TASK: Without the pictures, output the records below word for word.

##### RECORDS SUPPLIED #####

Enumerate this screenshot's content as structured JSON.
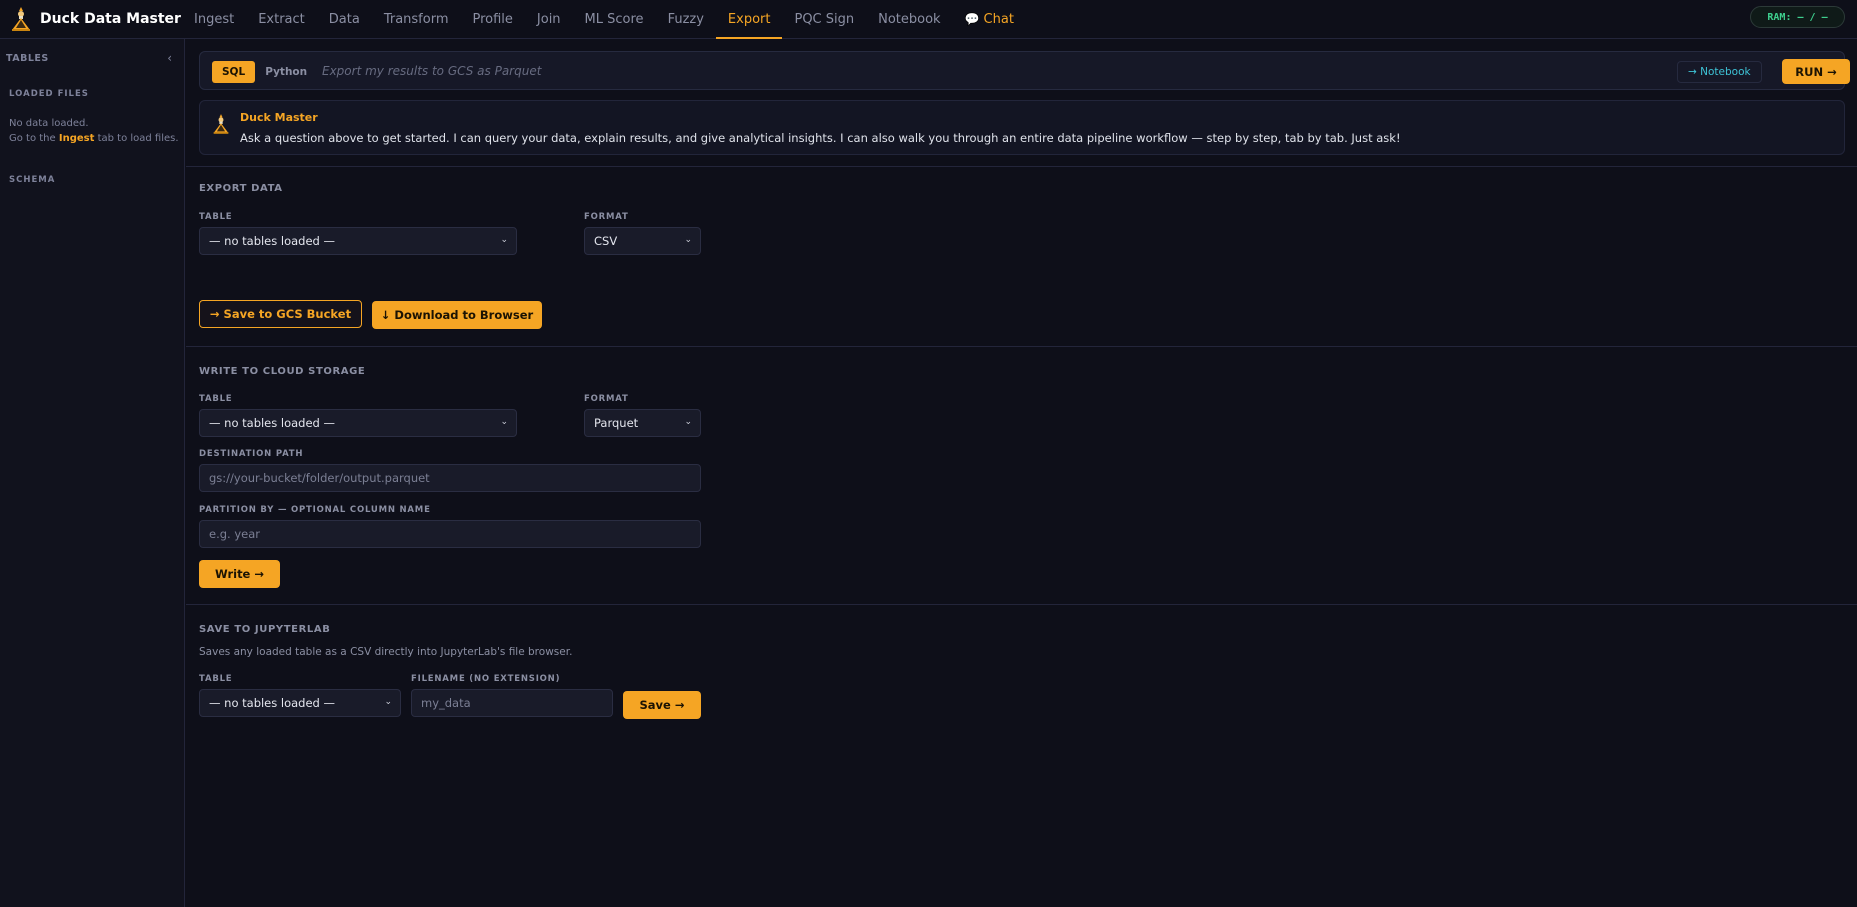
{
  "app": {
    "title": "Duck Data Master",
    "ram_label": "RAM: – / –"
  },
  "nav": {
    "tabs": [
      {
        "label": "Ingest"
      },
      {
        "label": "Extract"
      },
      {
        "label": "Data"
      },
      {
        "label": "Transform"
      },
      {
        "label": "Profile"
      },
      {
        "label": "Join"
      },
      {
        "label": "ML Score"
      },
      {
        "label": "Fuzzy"
      },
      {
        "label": "Export"
      },
      {
        "label": "PQC Sign"
      },
      {
        "label": "Notebook"
      },
      {
        "label": "Chat"
      }
    ],
    "active": "Export"
  },
  "sidebar": {
    "title": "TABLES",
    "loaded_files_label": "LOADED FILES",
    "empty_line1": "No data loaded.",
    "empty_prefix": "Go to the",
    "empty_link": "Ingest",
    "empty_suffix": "tab to load files.",
    "schema_label": "SCHEMA"
  },
  "query": {
    "sql_label": "SQL",
    "python_label": "Python",
    "placeholder": "Export my results to GCS as Parquet",
    "notebook_label": "→ Notebook",
    "run_label": "RUN →"
  },
  "assistant": {
    "name": "Duck Master",
    "message": "Ask a question above to get started. I can query your data, explain results, and give analytical insights. I can also walk you through an entire data pipeline workflow — step by step, tab by tab. Just ask!"
  },
  "export_data": {
    "title": "EXPORT DATA",
    "table_label": "TABLE",
    "table_value": "— no tables loaded —",
    "format_label": "FORMAT",
    "format_value": "CSV",
    "gcs_button": "→ Save to GCS Bucket",
    "download_button": "↓ Download to Browser"
  },
  "cloud_storage": {
    "title": "WRITE TO CLOUD STORAGE",
    "table_label": "TABLE",
    "table_value": "— no tables loaded —",
    "format_label": "FORMAT",
    "format_value": "Parquet",
    "dest_label": "DESTINATION PATH",
    "dest_placeholder": "gs://your-bucket/folder/output.parquet",
    "partition_label": "PARTITION BY — OPTIONAL COLUMN NAME",
    "partition_placeholder": "e.g. year",
    "write_button": "Write →"
  },
  "jupyter": {
    "title": "SAVE TO JUPYTERLAB",
    "description": "Saves any loaded table as a CSV directly into JupyterLab's file browser.",
    "table_label": "TABLE",
    "table_value": "— no tables loaded —",
    "filename_label": "FILENAME (NO EXTENSION)",
    "filename_placeholder": "my_data",
    "save_button": "Save →"
  },
  "colors": {
    "accent": "#f5a524",
    "background": "#0e0f19",
    "sidebar": "#11121d",
    "ram_green": "#3ecf8e",
    "link_cyan": "#3ec3d6"
  }
}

#####

THE OUTPUT:
Enumerate this screenshot's content as structured JSON.
{
  "app": {
    "title": "Duck Data Master",
    "ram_label": "RAM: – / –"
  },
  "nav": {
    "tabs": [
      {
        "label": "Ingest"
      },
      {
        "label": "Extract"
      },
      {
        "label": "Data"
      },
      {
        "label": "Transform"
      },
      {
        "label": "Profile"
      },
      {
        "label": "Join"
      },
      {
        "label": "ML Score"
      },
      {
        "label": "Fuzzy"
      },
      {
        "label": "Export"
      },
      {
        "label": "PQC Sign"
      },
      {
        "label": "Notebook"
      },
      {
        "label": "Chat"
      }
    ],
    "active": "Export"
  },
  "sidebar": {
    "title": "TABLES",
    "loaded_files_label": "LOADED FILES",
    "empty_line1": "No data loaded.",
    "empty_prefix": "Go to the",
    "empty_link": "Ingest",
    "empty_suffix": "tab to load files.",
    "schema_label": "SCHEMA"
  },
  "query": {
    "sql_label": "SQL",
    "python_label": "Python",
    "placeholder": "Export my results to GCS as Parquet",
    "notebook_label": "→ Notebook",
    "run_label": "RUN →"
  },
  "assistant": {
    "name": "Duck Master",
    "message": "Ask a question above to get started. I can query your data, explain results, and give analytical insights. I can also walk you through an entire data pipeline workflow — step by step, tab by tab. Just ask!"
  },
  "export_data": {
    "title": "EXPORT DATA",
    "table_label": "TABLE",
    "table_value": "— no tables loaded —",
    "format_label": "FORMAT",
    "format_value": "CSV",
    "gcs_button": "→ Save to GCS Bucket",
    "download_button": "↓ Download to Browser"
  },
  "cloud_storage": {
    "title": "WRITE TO CLOUD STORAGE",
    "table_label": "TABLE",
    "table_value": "— no tables loaded —",
    "format_label": "FORMAT",
    "format_value": "Parquet",
    "dest_label": "DESTINATION PATH",
    "dest_placeholder": "gs://your-bucket/folder/output.parquet",
    "partition_label": "PARTITION BY — OPTIONAL COLUMN NAME",
    "partition_placeholder": "e.g. year",
    "write_button": "Write →"
  },
  "jupyter": {
    "title": "SAVE TO JUPYTERLAB",
    "description": "Saves any loaded table as a CSV directly into JupyterLab's file browser.",
    "table_label": "TABLE",
    "table_value": "— no tables loaded —",
    "filename_label": "FILENAME (NO EXTENSION)",
    "filename_placeholder": "my_data",
    "save_button": "Save →"
  },
  "colors": {
    "accent": "#f5a524",
    "background": "#0e0f19",
    "sidebar": "#11121d",
    "ram_green": "#3ecf8e",
    "link_cyan": "#3ec3d6"
  }
}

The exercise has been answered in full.